## What you have to do
Your task is to copy the material exactly.

## Stored records
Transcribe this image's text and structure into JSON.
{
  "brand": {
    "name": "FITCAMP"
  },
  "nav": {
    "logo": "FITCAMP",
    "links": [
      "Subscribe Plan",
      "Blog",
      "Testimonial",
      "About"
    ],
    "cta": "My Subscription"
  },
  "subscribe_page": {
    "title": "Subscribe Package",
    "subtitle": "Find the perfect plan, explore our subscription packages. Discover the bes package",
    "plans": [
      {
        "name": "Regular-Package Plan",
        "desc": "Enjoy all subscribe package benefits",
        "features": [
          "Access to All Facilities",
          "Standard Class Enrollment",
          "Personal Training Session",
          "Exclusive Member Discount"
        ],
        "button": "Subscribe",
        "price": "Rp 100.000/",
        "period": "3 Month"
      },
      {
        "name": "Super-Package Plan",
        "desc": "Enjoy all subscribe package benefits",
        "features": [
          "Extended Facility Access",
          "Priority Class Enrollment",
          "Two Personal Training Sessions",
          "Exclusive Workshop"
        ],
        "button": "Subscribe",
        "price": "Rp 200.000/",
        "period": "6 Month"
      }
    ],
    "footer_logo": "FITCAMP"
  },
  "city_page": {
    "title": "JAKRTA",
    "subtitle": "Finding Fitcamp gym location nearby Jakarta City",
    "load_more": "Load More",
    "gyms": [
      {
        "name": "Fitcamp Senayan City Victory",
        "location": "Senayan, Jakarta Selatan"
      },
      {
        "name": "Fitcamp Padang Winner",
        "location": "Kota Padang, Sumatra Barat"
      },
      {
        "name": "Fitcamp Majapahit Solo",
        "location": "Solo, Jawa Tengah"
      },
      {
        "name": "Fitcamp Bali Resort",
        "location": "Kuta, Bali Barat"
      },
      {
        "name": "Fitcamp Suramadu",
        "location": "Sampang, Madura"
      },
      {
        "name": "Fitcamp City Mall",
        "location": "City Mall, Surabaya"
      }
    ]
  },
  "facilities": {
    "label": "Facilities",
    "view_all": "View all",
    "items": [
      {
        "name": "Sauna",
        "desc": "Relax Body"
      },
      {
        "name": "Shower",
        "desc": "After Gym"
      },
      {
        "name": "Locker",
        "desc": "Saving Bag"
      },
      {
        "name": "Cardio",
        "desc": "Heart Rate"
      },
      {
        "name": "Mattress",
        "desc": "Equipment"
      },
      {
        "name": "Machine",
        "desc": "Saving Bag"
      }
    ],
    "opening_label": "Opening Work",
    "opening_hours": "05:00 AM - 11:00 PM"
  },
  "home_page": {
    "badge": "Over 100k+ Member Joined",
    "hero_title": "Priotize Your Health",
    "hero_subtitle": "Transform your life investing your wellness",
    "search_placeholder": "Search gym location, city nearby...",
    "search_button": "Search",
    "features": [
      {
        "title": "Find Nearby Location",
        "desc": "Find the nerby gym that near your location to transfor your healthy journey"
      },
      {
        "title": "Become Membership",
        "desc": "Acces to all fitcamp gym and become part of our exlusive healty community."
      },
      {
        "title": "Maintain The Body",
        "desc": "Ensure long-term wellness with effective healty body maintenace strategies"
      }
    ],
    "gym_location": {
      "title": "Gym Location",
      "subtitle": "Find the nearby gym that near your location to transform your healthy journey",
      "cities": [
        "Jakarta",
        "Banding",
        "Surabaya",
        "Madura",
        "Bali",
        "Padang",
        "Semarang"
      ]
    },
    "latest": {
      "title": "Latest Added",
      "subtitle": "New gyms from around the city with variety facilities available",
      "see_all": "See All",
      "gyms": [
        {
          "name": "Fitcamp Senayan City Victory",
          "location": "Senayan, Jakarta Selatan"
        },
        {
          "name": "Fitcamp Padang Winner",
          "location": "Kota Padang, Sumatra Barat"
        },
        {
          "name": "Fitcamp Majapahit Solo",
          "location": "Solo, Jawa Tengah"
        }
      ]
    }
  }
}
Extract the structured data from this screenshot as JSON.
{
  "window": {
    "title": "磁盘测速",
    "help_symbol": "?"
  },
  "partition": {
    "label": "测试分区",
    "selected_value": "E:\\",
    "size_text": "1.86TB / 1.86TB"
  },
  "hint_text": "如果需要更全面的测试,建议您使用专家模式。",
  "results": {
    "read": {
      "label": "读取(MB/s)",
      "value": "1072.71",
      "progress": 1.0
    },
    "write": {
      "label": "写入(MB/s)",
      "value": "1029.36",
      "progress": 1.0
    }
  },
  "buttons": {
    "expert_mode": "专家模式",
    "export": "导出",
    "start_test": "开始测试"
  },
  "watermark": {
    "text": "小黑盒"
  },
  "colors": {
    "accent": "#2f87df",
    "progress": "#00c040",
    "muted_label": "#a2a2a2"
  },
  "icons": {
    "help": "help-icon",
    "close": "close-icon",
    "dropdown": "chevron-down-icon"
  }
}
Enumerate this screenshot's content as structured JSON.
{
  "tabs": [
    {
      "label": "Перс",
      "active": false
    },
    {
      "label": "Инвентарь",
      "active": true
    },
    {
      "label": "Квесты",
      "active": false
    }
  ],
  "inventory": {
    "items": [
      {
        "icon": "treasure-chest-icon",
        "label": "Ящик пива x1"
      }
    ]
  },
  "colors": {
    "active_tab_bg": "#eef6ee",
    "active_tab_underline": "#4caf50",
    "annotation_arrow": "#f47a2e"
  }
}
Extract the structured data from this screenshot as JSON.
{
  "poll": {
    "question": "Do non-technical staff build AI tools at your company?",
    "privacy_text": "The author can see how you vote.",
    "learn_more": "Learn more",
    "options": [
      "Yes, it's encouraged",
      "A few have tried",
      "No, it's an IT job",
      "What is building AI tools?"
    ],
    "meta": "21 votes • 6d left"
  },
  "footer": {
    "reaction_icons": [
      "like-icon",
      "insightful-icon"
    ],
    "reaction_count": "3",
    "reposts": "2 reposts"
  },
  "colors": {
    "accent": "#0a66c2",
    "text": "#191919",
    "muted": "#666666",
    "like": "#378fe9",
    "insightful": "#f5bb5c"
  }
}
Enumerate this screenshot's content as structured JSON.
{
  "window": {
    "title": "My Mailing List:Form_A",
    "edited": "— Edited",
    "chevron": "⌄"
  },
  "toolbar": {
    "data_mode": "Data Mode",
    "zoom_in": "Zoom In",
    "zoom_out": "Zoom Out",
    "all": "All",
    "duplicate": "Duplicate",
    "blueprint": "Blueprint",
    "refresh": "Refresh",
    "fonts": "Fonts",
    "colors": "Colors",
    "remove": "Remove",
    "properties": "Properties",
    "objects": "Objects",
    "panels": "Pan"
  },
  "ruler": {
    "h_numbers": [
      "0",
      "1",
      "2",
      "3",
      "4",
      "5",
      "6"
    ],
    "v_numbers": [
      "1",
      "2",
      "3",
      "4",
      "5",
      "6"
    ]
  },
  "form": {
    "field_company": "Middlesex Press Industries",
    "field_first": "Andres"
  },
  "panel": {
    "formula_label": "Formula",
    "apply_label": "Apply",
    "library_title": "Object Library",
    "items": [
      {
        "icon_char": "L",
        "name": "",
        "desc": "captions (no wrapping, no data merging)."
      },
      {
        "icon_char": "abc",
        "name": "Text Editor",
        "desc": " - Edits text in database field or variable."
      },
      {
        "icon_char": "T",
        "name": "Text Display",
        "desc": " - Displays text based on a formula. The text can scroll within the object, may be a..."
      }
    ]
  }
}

## Answer to this problem
Transcribe this image's text and structure into JSON.
{
  "brand": {
    "name": "FITCAMP"
  },
  "nav": {
    "logo": "FITCAMP",
    "links": [
      "Subscribe Plan",
      "Blog",
      "Testimonial",
      "About"
    ],
    "cta": "My Subscription"
  },
  "subscribe_page": {
    "title": "Subscribe Package",
    "subtitle": "Find the perfect plan, explore our subscription packages. Discover the bes package",
    "plans": [
      {
        "name": "Regular-Package Plan",
        "desc": "Enjoy all subscribe package benefits",
        "features": [
          "Access to All Facilities",
          "Standard Class Enrollment",
          "Personal Training Session",
          "Exclusive Member Discount"
        ],
        "button": "Subscribe",
        "price": "Rp 100.000/",
        "period": "3 Month"
      },
      {
        "name": "Super-Package Plan",
        "desc": "Enjoy all subscribe package benefits",
        "features": [
          "Extended Facility Access",
          "Priority Class Enrollment",
          "Two Personal Training Sessions",
          "Exclusive Workshop"
        ],
        "button": "Subscribe",
        "price": "Rp 200.000/",
        "period": "6 Month"
      }
    ],
    "footer_logo": "FITCAMP"
  },
  "city_page": {
    "title": "JAKRTA",
    "subtitle": "Finding Fitcamp gym location nearby Jakarta City",
    "load_more": "Load More",
    "gyms": [
      {
        "name": "Fitcamp Senayan City Victory",
        "location": "Senayan, Jakarta Selatan"
      },
      {
        "name": "Fitcamp Padang Winner",
        "location": "Kota Padang, Sumatra Barat"
      },
      {
        "name": "Fitcamp Majapahit Solo",
        "location": "Solo, Jawa Tengah"
      },
      {
        "name": "Fitcamp Bali Resort",
        "location": "Kuta, Bali Barat"
      },
      {
        "name": "Fitcamp Suramadu",
        "location": "Sampang, Madura"
      },
      {
        "name": "Fitcamp City Mall",
        "location": "City Mall, Surabaya"
      }
    ]
  },
  "facilities": {
    "label": "Facilities",
    "view_all": "View all",
    "items": [
      {
        "name": "Sauna",
        "desc": "Relax Body"
      },
      {
        "name": "Shower",
        "desc": "After Gym"
      },
      {
        "name": "Locker",
        "desc": "Saving Bag"
      },
      {
        "name": "Cardio",
        "desc": "Heart Rate"
      },
      {
        "name": "Mattress",
        "desc": "Equipment"
      },
      {
        "name": "Machine",
        "desc": "Saving Bag"
      }
    ],
    "opening_label": "Opening Work",
    "opening_hours": "05:00 AM - 11:00 PM"
  },
  "home_page": {
    "badge": "Over 100k+ Member Joined",
    "hero_title": "Priotize Your Health",
    "hero_subtitle": "Transform your life investing your wellness",
    "search_placeholder": "Search gym location, city nearby...",
    "search_button": "Search",
    "features": [
      {
        "title": "Find Nearby Location",
        "desc": "Find the nerby gym that near your location to transfor your healthy journey"
      },
      {
        "title": "Become Membership",
        "desc": "Acces to all fitcamp gym and become part of our exlusive healty community."
      },
      {
        "title": "Maintain The Body",
        "desc": "Ensure long-term wellness with effective healty body maintenace strategies"
      }
    ],
    "gym_location": {
      "title": "Gym Location",
      "subtitle": "Find the nearby gym that near your location to transform your healthy journey",
      "cities": [
        "Jakarta",
        "Banding",
        "Surabaya",
        "Madura",
        "Bali",
        "Padang",
        "Semarang"
      ]
    },
    "latest": {
      "title": "Latest Added",
      "subtitle": "New gyms from around the city with variety facilities available",
      "see_all": "See All",
      "gyms": [
        {
          "name": "Fitcamp Senayan City Victory",
          "location": "Senayan, Jakarta Selatan"
        },
        {
          "name": "Fitcamp Padang Winner",
          "location": "Kota Padang, Sumatra Barat"
        },
        {
          "name": "Fitcamp Majapahit Solo",
          "location": "Solo, Jawa Tengah"
        }
      ]
    }
  }
}
Extract the structured data from this screenshot as JSON.
{
  "window": {
    "title": "磁盘测速",
    "help_symbol": "?"
  },
  "partition": {
    "label": "测试分区",
    "selected_value": "E:\\",
    "size_text": "1.86TB / 1.86TB"
  },
  "hint_text": "如果需要更全面的测试,建议您使用专家模式。",
  "results": {
    "read": {
      "label": "读取(MB/s)",
      "value": "1072.71",
      "progress": 1.0
    },
    "write": {
      "label": "写入(MB/s)",
      "value": "1029.36",
      "progress": 1.0
    }
  },
  "buttons": {
    "expert_mode": "专家模式",
    "export": "导出",
    "start_test": "开始测试"
  },
  "watermark": {
    "text": "小黑盒"
  },
  "colors": {
    "accent": "#2f87df",
    "progress": "#00c040",
    "muted_label": "#a2a2a2"
  },
  "icons": {
    "help": "help-icon",
    "close": "close-icon",
    "dropdown": "chevron-down-icon"
  }
}
Enumerate this screenshot's content as structured JSON.
{
  "tabs": [
    {
      "label": "Перс",
      "active": false
    },
    {
      "label": "Инвентарь",
      "active": true
    },
    {
      "label": "Квесты",
      "active": false
    }
  ],
  "inventory": {
    "items": [
      {
        "icon": "treasure-chest-icon",
        "label": "Ящик пива x1"
      }
    ]
  },
  "colors": {
    "active_tab_bg": "#eef6ee",
    "active_tab_underline": "#4caf50",
    "annotation_arrow": "#f47a2e"
  }
}
Extract the structured data from this screenshot as JSON.
{
  "poll": {
    "question": "Do non-technical staff build AI tools at your company?",
    "privacy_text": "The author can see how you vote.",
    "learn_more": "Learn more",
    "options": [
      "Yes, it's encouraged",
      "A few have tried",
      "No, it's an IT job",
      "What is building AI tools?"
    ],
    "meta": "21 votes • 6d left"
  },
  "footer": {
    "reaction_icons": [
      "like-icon",
      "insightful-icon"
    ],
    "reaction_count": "3",
    "reposts": "2 reposts"
  },
  "colors": {
    "accent": "#0a66c2",
    "text": "#191919",
    "muted": "#666666",
    "like": "#378fe9",
    "insightful": "#f5bb5c"
  }
}
Enumerate this screenshot's content as structured JSON.
{
  "window": {
    "title": "My Mailing List:Form_A",
    "edited": "— Edited",
    "chevron": "⌄"
  },
  "toolbar": {
    "data_mode": "Data Mode",
    "zoom_in": "Zoom In",
    "zoom_out": "Zoom Out",
    "all": "All",
    "duplicate": "Duplicate",
    "blueprint": "Blueprint",
    "refresh": "Refresh",
    "fonts": "Fonts",
    "colors": "Colors",
    "remove": "Remove",
    "properties": "Properties",
    "objects": "Objects",
    "panels": "Pan"
  },
  "ruler": {
    "h_numbers": [
      "0",
      "1",
      "2",
      "3",
      "4",
      "5",
      "6"
    ],
    "v_numbers": [
      "1",
      "2",
      "3",
      "4",
      "5",
      "6"
    ]
  },
  "form": {
    "field_company": "Middlesex Press Industries",
    "field_first": "Andres"
  },
  "panel": {
    "formula_label": "Formula",
    "apply_label": "Apply",
    "library_title": "Object Library",
    "items": [
      {
        "icon_char": "L",
        "name": "",
        "desc": "captions (no wrapping, no data merging)."
      },
      {
        "icon_char": "abc",
        "name": "Text Editor",
        "desc": " - Edits text in database field or variable."
      },
      {
        "icon_char": "T",
        "name": "Text Display",
        "desc": " - Displays text based on a formula. The text can scroll within the object, may be a..."
      }
    ]
  }
}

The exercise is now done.